▶ [Excerpted records]
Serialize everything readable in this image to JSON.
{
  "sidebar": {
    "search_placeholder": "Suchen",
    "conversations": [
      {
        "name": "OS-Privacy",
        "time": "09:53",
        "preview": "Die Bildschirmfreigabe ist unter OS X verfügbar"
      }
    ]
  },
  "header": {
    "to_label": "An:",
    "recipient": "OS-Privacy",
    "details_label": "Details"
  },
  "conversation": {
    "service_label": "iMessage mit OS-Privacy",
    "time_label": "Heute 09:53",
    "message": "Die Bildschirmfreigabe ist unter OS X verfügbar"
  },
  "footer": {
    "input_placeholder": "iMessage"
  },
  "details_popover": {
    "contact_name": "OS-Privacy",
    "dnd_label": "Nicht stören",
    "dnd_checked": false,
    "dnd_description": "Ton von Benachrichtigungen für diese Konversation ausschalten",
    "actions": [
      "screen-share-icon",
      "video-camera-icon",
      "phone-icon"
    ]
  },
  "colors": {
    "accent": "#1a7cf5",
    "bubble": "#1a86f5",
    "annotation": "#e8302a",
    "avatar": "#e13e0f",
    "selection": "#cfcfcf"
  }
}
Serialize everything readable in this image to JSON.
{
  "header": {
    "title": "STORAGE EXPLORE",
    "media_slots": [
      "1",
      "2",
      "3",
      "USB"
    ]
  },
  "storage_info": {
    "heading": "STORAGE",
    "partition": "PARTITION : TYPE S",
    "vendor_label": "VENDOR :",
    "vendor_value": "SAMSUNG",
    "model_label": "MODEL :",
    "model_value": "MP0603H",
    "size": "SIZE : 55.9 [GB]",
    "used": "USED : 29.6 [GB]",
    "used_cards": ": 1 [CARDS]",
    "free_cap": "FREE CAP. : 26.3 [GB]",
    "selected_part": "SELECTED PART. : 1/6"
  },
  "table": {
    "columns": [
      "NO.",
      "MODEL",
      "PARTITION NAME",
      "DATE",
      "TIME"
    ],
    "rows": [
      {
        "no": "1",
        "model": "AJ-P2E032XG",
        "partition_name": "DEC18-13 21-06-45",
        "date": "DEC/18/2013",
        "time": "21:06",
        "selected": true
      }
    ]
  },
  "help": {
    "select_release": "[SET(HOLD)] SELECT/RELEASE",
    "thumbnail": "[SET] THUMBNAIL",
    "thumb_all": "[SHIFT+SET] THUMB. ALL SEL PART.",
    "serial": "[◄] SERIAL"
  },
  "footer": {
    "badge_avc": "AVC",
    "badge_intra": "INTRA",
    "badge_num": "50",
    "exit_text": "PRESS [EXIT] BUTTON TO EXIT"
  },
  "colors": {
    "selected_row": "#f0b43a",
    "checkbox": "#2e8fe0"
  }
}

▶ [Brief] Your task is to output the full set of records exactly as presented.

▶ [Worked answer]
Serialize everything readable in this image to JSON.
{
  "sidebar": {
    "search_placeholder": "Suchen",
    "conversations": [
      {
        "name": "OS-Privacy",
        "time": "09:53",
        "preview": "Die Bildschirmfreigabe ist unter OS X verfügbar"
      }
    ]
  },
  "header": {
    "to_label": "An:",
    "recipient": "OS-Privacy",
    "details_label": "Details"
  },
  "conversation": {
    "service_label": "iMessage mit OS-Privacy",
    "time_label": "Heute 09:53",
    "message": "Die Bildschirmfreigabe ist unter OS X verfügbar"
  },
  "footer": {
    "input_placeholder": "iMessage"
  },
  "details_popover": {
    "contact_name": "OS-Privacy",
    "dnd_label": "Nicht stören",
    "dnd_checked": false,
    "dnd_description": "Ton von Benachrichtigungen für diese Konversation ausschalten",
    "actions": [
      "screen-share-icon",
      "video-camera-icon",
      "phone-icon"
    ]
  },
  "colors": {
    "accent": "#1a7cf5",
    "bubble": "#1a86f5",
    "annotation": "#e8302a",
    "avatar": "#e13e0f",
    "selection": "#cfcfcf"
  }
}
Serialize everything readable in this image to JSON.
{
  "header": {
    "title": "STORAGE EXPLORE",
    "media_slots": [
      "1",
      "2",
      "3",
      "USB"
    ]
  },
  "storage_info": {
    "heading": "STORAGE",
    "partition": "PARTITION : TYPE S",
    "vendor_label": "VENDOR :",
    "vendor_value": "SAMSUNG",
    "model_label": "MODEL :",
    "model_value": "MP0603H",
    "size": "SIZE : 55.9 [GB]",
    "used": "USED : 29.6 [GB]",
    "used_cards": ": 1 [CARDS]",
    "free_cap": "FREE CAP. : 26.3 [GB]",
    "selected_part": "SELECTED PART. : 1/6"
  },
  "table": {
    "columns": [
      "NO.",
      "MODEL",
      "PARTITION NAME",
      "DATE",
      "TIME"
    ],
    "rows": [
      {
        "no": "1",
        "model": "AJ-P2E032XG",
        "partition_name": "DEC18-13 21-06-45",
        "date": "DEC/18/2013",
        "time": "21:06",
        "selected": true
      }
    ]
  },
  "help": {
    "select_release": "[SET(HOLD)] SELECT/RELEASE",
    "thumbnail": "[SET] THUMBNAIL",
    "thumb_all": "[SHIFT+SET] THUMB. ALL SEL PART.",
    "serial": "[◄] SERIAL"
  },
  "footer": {
    "badge_avc": "AVC",
    "badge_intra": "INTRA",
    "badge_num": "50",
    "exit_text": "PRESS [EXIT] BUTTON TO EXIT"
  },
  "colors": {
    "selected_row": "#f0b43a",
    "checkbox": "#2e8fe0"
  }
}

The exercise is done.